* _Exercise objective_
Write out the material exactly, with the pictures left out.

* _Records to use_

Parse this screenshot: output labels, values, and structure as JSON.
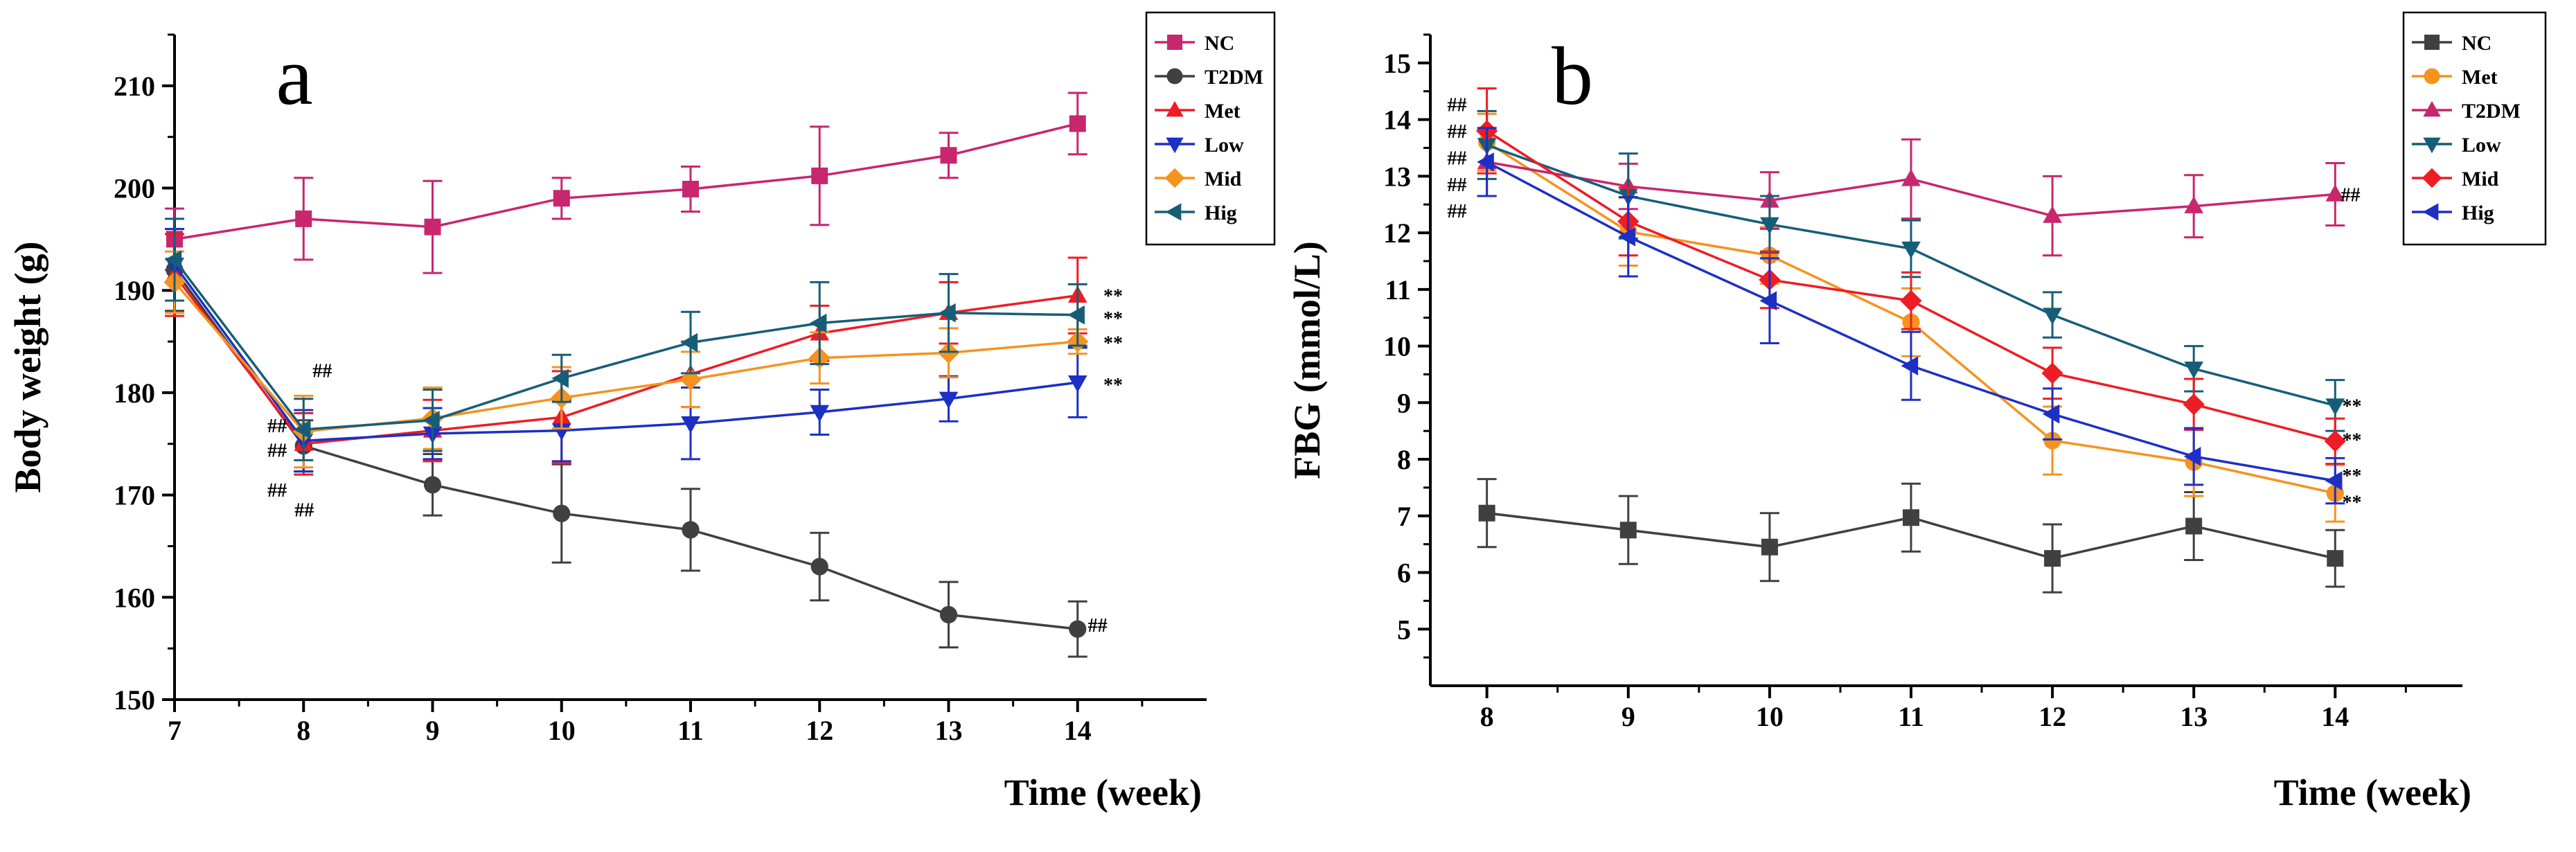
{
  "chart_data": [
    {
      "type": "line",
      "panel_label": "a",
      "xlabel": "Time (week)",
      "ylabel": "Body weight (g)",
      "xlim": [
        7,
        15
      ],
      "ylim": [
        150,
        215
      ],
      "xticks": [
        7,
        8,
        9,
        10,
        11,
        12,
        13,
        14
      ],
      "yticks": [
        150,
        160,
        170,
        180,
        190,
        200,
        210
      ],
      "legend_position": "top-right",
      "series": [
        {
          "name": "NC",
          "color": "#c8266f",
          "marker": "square",
          "x": [
            7,
            8,
            9,
            10,
            11,
            12,
            13,
            14
          ],
          "values": [
            195,
            197,
            196.2,
            199,
            199.9,
            201.2,
            203.2,
            206.3
          ],
          "errors": [
            3,
            4,
            4.5,
            2,
            2.2,
            4.8,
            2.2,
            3
          ]
        },
        {
          "name": "T2DM",
          "color": "#404040",
          "marker": "circle",
          "x": [
            7,
            8,
            9,
            10,
            11,
            12,
            13,
            14
          ],
          "values": [
            192,
            174.8,
            171,
            168.2,
            166.6,
            163,
            158.3,
            156.9
          ],
          "errors": [
            4,
            2.5,
            3,
            4.8,
            4,
            3.3,
            3.2,
            2.7
          ]
        },
        {
          "name": "Met",
          "color": "#ee1c25",
          "marker": "triangle-up",
          "x": [
            7,
            8,
            9,
            10,
            11,
            12,
            13,
            14
          ],
          "values": [
            191.5,
            175,
            176.3,
            177.6,
            181.8,
            185.8,
            187.8,
            189.5
          ],
          "errors": [
            4,
            3,
            3,
            4.5,
            3.2,
            2.7,
            3,
            3.7
          ]
        },
        {
          "name": "Low",
          "color": "#1d2fc5",
          "marker": "triangle-down",
          "x": [
            7,
            8,
            9,
            10,
            11,
            12,
            13,
            14
          ],
          "values": [
            192.5,
            175.3,
            176,
            176.3,
            177,
            178.1,
            179.4,
            181
          ],
          "errors": [
            3.5,
            3,
            2.5,
            3,
            3.5,
            2.2,
            2.2,
            3.4
          ]
        },
        {
          "name": "Mid",
          "color": "#f5931e",
          "marker": "diamond",
          "x": [
            7,
            8,
            9,
            10,
            11,
            12,
            13,
            14
          ],
          "values": [
            190.8,
            176.2,
            177.5,
            179.5,
            181.3,
            183.4,
            183.9,
            185
          ],
          "errors": [
            3,
            3.5,
            3,
            3,
            2.7,
            2.5,
            2.4,
            1.2
          ]
        },
        {
          "name": "Hig",
          "color": "#165e78",
          "marker": "triangle-left",
          "x": [
            7,
            8,
            9,
            10,
            11,
            12,
            13,
            14
          ],
          "values": [
            193,
            176.4,
            177.3,
            181.4,
            184.9,
            186.8,
            187.8,
            187.6
          ],
          "errors": [
            4,
            3,
            3,
            2.3,
            3,
            4,
            3.8,
            3
          ]
        }
      ],
      "annotations": [
        {
          "text": "##",
          "x": 8.07,
          "y": 182.2
        },
        {
          "text": "##",
          "x": 7.72,
          "y": 176.8
        },
        {
          "text": "##",
          "x": 7.72,
          "y": 174.4
        },
        {
          "text": "##",
          "x": 7.72,
          "y": 170.5
        },
        {
          "text": "##",
          "x": 7.93,
          "y": 168.6
        },
        {
          "text": "##",
          "x": 14.08,
          "y": 157.3
        },
        {
          "text": "**",
          "x": 14.2,
          "y": 189.5
        },
        {
          "text": "**",
          "x": 14.2,
          "y": 187.3
        },
        {
          "text": "**",
          "x": 14.2,
          "y": 184.9
        },
        {
          "text": "**",
          "x": 14.2,
          "y": 180.8
        }
      ]
    },
    {
      "type": "line",
      "panel_label": "b",
      "xlabel": "Time (week)",
      "ylabel": "FBG (mmol/L)",
      "xlim": [
        7.6,
        14.9
      ],
      "ylim": [
        4,
        15.5
      ],
      "xticks": [
        8,
        9,
        10,
        11,
        12,
        13,
        14
      ],
      "yticks": [
        5,
        6,
        7,
        8,
        9,
        10,
        11,
        12,
        13,
        14,
        15
      ],
      "legend_position": "top-right",
      "series": [
        {
          "name": "NC",
          "color": "#404040",
          "marker": "square",
          "x": [
            8,
            9,
            10,
            11,
            12,
            13,
            14
          ],
          "values": [
            7.05,
            6.75,
            6.45,
            6.97,
            6.25,
            6.82,
            6.25
          ],
          "errors": [
            0.6,
            0.6,
            0.6,
            0.6,
            0.6,
            0.6,
            0.5
          ]
        },
        {
          "name": "Met",
          "color": "#f5931e",
          "marker": "circle",
          "x": [
            8,
            9,
            10,
            11,
            12,
            13,
            14
          ],
          "values": [
            13.6,
            12.02,
            11.6,
            10.42,
            8.33,
            7.95,
            7.4
          ],
          "errors": [
            0.5,
            0.6,
            0.5,
            0.6,
            0.6,
            0.6,
            0.5
          ]
        },
        {
          "name": "T2DM",
          "color": "#c8266f",
          "marker": "triangle-up",
          "x": [
            8,
            9,
            10,
            11,
            12,
            13,
            14
          ],
          "values": [
            13.25,
            12.82,
            12.57,
            12.95,
            12.3,
            12.47,
            12.68
          ],
          "errors": [
            0.6,
            0.4,
            0.5,
            0.7,
            0.7,
            0.55,
            0.55
          ]
        },
        {
          "name": "Low",
          "color": "#165e78",
          "marker": "triangle-down",
          "x": [
            8,
            9,
            10,
            11,
            12,
            13,
            14
          ],
          "values": [
            13.55,
            12.65,
            12.15,
            11.72,
            10.55,
            9.6,
            8.95
          ],
          "errors": [
            0.6,
            0.75,
            0.5,
            0.5,
            0.4,
            0.4,
            0.45
          ]
        },
        {
          "name": "Mid",
          "color": "#ee1c25",
          "marker": "diamond",
          "x": [
            8,
            9,
            10,
            11,
            12,
            13,
            14
          ],
          "values": [
            13.8,
            12.2,
            11.17,
            10.8,
            9.52,
            8.97,
            8.32
          ],
          "errors": [
            0.75,
            0.6,
            0.5,
            0.5,
            0.45,
            0.45,
            0.4
          ]
        },
        {
          "name": "Hig",
          "color": "#1d2fc5",
          "marker": "triangle-left",
          "x": [
            8,
            9,
            10,
            11,
            12,
            13,
            14
          ],
          "values": [
            13.25,
            11.93,
            10.8,
            9.65,
            8.8,
            8.05,
            7.62
          ],
          "errors": [
            0.6,
            0.7,
            0.75,
            0.6,
            0.45,
            0.5,
            0.4
          ]
        }
      ],
      "annotations": [
        {
          "text": "##",
          "x": 7.72,
          "y": 14.27
        },
        {
          "text": "##",
          "x": 7.72,
          "y": 13.8
        },
        {
          "text": "##",
          "x": 7.72,
          "y": 13.33
        },
        {
          "text": "##",
          "x": 7.72,
          "y": 12.86
        },
        {
          "text": "##",
          "x": 7.72,
          "y": 12.39
        },
        {
          "text": "##",
          "x": 14.04,
          "y": 12.68
        },
        {
          "text": "**",
          "x": 14.05,
          "y": 8.95
        },
        {
          "text": "**",
          "x": 14.05,
          "y": 8.35
        },
        {
          "text": "**",
          "x": 14.05,
          "y": 7.72
        },
        {
          "text": "**",
          "x": 14.05,
          "y": 7.25
        }
      ]
    }
  ]
}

* _Response to the task_
Parse this screenshot: output labels, values, and structure as JSON.
{
  "chart_data": [
    {
      "type": "line",
      "panel_label": "a",
      "xlabel": "Time (week)",
      "ylabel": "Body weight (g)",
      "xlim": [
        7,
        15
      ],
      "ylim": [
        150,
        215
      ],
      "xticks": [
        7,
        8,
        9,
        10,
        11,
        12,
        13,
        14
      ],
      "yticks": [
        150,
        160,
        170,
        180,
        190,
        200,
        210
      ],
      "legend_position": "top-right",
      "series": [
        {
          "name": "NC",
          "color": "#c8266f",
          "marker": "square",
          "x": [
            7,
            8,
            9,
            10,
            11,
            12,
            13,
            14
          ],
          "values": [
            195,
            197,
            196.2,
            199,
            199.9,
            201.2,
            203.2,
            206.3
          ],
          "errors": [
            3,
            4,
            4.5,
            2,
            2.2,
            4.8,
            2.2,
            3
          ]
        },
        {
          "name": "T2DM",
          "color": "#404040",
          "marker": "circle",
          "x": [
            7,
            8,
            9,
            10,
            11,
            12,
            13,
            14
          ],
          "values": [
            192,
            174.8,
            171,
            168.2,
            166.6,
            163,
            158.3,
            156.9
          ],
          "errors": [
            4,
            2.5,
            3,
            4.8,
            4,
            3.3,
            3.2,
            2.7
          ]
        },
        {
          "name": "Met",
          "color": "#ee1c25",
          "marker": "triangle-up",
          "x": [
            7,
            8,
            9,
            10,
            11,
            12,
            13,
            14
          ],
          "values": [
            191.5,
            175,
            176.3,
            177.6,
            181.8,
            185.8,
            187.8,
            189.5
          ],
          "errors": [
            4,
            3,
            3,
            4.5,
            3.2,
            2.7,
            3,
            3.7
          ]
        },
        {
          "name": "Low",
          "color": "#1d2fc5",
          "marker": "triangle-down",
          "x": [
            7,
            8,
            9,
            10,
            11,
            12,
            13,
            14
          ],
          "values": [
            192.5,
            175.3,
            176,
            176.3,
            177,
            178.1,
            179.4,
            181
          ],
          "errors": [
            3.5,
            3,
            2.5,
            3,
            3.5,
            2.2,
            2.2,
            3.4
          ]
        },
        {
          "name": "Mid",
          "color": "#f5931e",
          "marker": "diamond",
          "x": [
            7,
            8,
            9,
            10,
            11,
            12,
            13,
            14
          ],
          "values": [
            190.8,
            176.2,
            177.5,
            179.5,
            181.3,
            183.4,
            183.9,
            185
          ],
          "errors": [
            3,
            3.5,
            3,
            3,
            2.7,
            2.5,
            2.4,
            1.2
          ]
        },
        {
          "name": "Hig",
          "color": "#165e78",
          "marker": "triangle-left",
          "x": [
            7,
            8,
            9,
            10,
            11,
            12,
            13,
            14
          ],
          "values": [
            193,
            176.4,
            177.3,
            181.4,
            184.9,
            186.8,
            187.8,
            187.6
          ],
          "errors": [
            4,
            3,
            3,
            2.3,
            3,
            4,
            3.8,
            3
          ]
        }
      ],
      "annotations": [
        {
          "text": "##",
          "x": 8.07,
          "y": 182.2
        },
        {
          "text": "##",
          "x": 7.72,
          "y": 176.8
        },
        {
          "text": "##",
          "x": 7.72,
          "y": 174.4
        },
        {
          "text": "##",
          "x": 7.72,
          "y": 170.5
        },
        {
          "text": "##",
          "x": 7.93,
          "y": 168.6
        },
        {
          "text": "##",
          "x": 14.08,
          "y": 157.3
        },
        {
          "text": "**",
          "x": 14.2,
          "y": 189.5
        },
        {
          "text": "**",
          "x": 14.2,
          "y": 187.3
        },
        {
          "text": "**",
          "x": 14.2,
          "y": 184.9
        },
        {
          "text": "**",
          "x": 14.2,
          "y": 180.8
        }
      ]
    },
    {
      "type": "line",
      "panel_label": "b",
      "xlabel": "Time (week)",
      "ylabel": "FBG (mmol/L)",
      "xlim": [
        7.6,
        14.9
      ],
      "ylim": [
        4,
        15.5
      ],
      "xticks": [
        8,
        9,
        10,
        11,
        12,
        13,
        14
      ],
      "yticks": [
        5,
        6,
        7,
        8,
        9,
        10,
        11,
        12,
        13,
        14,
        15
      ],
      "legend_position": "top-right",
      "series": [
        {
          "name": "NC",
          "color": "#404040",
          "marker": "square",
          "x": [
            8,
            9,
            10,
            11,
            12,
            13,
            14
          ],
          "values": [
            7.05,
            6.75,
            6.45,
            6.97,
            6.25,
            6.82,
            6.25
          ],
          "errors": [
            0.6,
            0.6,
            0.6,
            0.6,
            0.6,
            0.6,
            0.5
          ]
        },
        {
          "name": "Met",
          "color": "#f5931e",
          "marker": "circle",
          "x": [
            8,
            9,
            10,
            11,
            12,
            13,
            14
          ],
          "values": [
            13.6,
            12.02,
            11.6,
            10.42,
            8.33,
            7.95,
            7.4
          ],
          "errors": [
            0.5,
            0.6,
            0.5,
            0.6,
            0.6,
            0.6,
            0.5
          ]
        },
        {
          "name": "T2DM",
          "color": "#c8266f",
          "marker": "triangle-up",
          "x": [
            8,
            9,
            10,
            11,
            12,
            13,
            14
          ],
          "values": [
            13.25,
            12.82,
            12.57,
            12.95,
            12.3,
            12.47,
            12.68
          ],
          "errors": [
            0.6,
            0.4,
            0.5,
            0.7,
            0.7,
            0.55,
            0.55
          ]
        },
        {
          "name": "Low",
          "color": "#165e78",
          "marker": "triangle-down",
          "x": [
            8,
            9,
            10,
            11,
            12,
            13,
            14
          ],
          "values": [
            13.55,
            12.65,
            12.15,
            11.72,
            10.55,
            9.6,
            8.95
          ],
          "errors": [
            0.6,
            0.75,
            0.5,
            0.5,
            0.4,
            0.4,
            0.45
          ]
        },
        {
          "name": "Mid",
          "color": "#ee1c25",
          "marker": "diamond",
          "x": [
            8,
            9,
            10,
            11,
            12,
            13,
            14
          ],
          "values": [
            13.8,
            12.2,
            11.17,
            10.8,
            9.52,
            8.97,
            8.32
          ],
          "errors": [
            0.75,
            0.6,
            0.5,
            0.5,
            0.45,
            0.45,
            0.4
          ]
        },
        {
          "name": "Hig",
          "color": "#1d2fc5",
          "marker": "triangle-left",
          "x": [
            8,
            9,
            10,
            11,
            12,
            13,
            14
          ],
          "values": [
            13.25,
            11.93,
            10.8,
            9.65,
            8.8,
            8.05,
            7.62
          ],
          "errors": [
            0.6,
            0.7,
            0.75,
            0.6,
            0.45,
            0.5,
            0.4
          ]
        }
      ],
      "annotations": [
        {
          "text": "##",
          "x": 7.72,
          "y": 14.27
        },
        {
          "text": "##",
          "x": 7.72,
          "y": 13.8
        },
        {
          "text": "##",
          "x": 7.72,
          "y": 13.33
        },
        {
          "text": "##",
          "x": 7.72,
          "y": 12.86
        },
        {
          "text": "##",
          "x": 7.72,
          "y": 12.39
        },
        {
          "text": "##",
          "x": 14.04,
          "y": 12.68
        },
        {
          "text": "**",
          "x": 14.05,
          "y": 8.95
        },
        {
          "text": "**",
          "x": 14.05,
          "y": 8.35
        },
        {
          "text": "**",
          "x": 14.05,
          "y": 7.72
        },
        {
          "text": "**",
          "x": 14.05,
          "y": 7.25
        }
      ]
    }
  ]
}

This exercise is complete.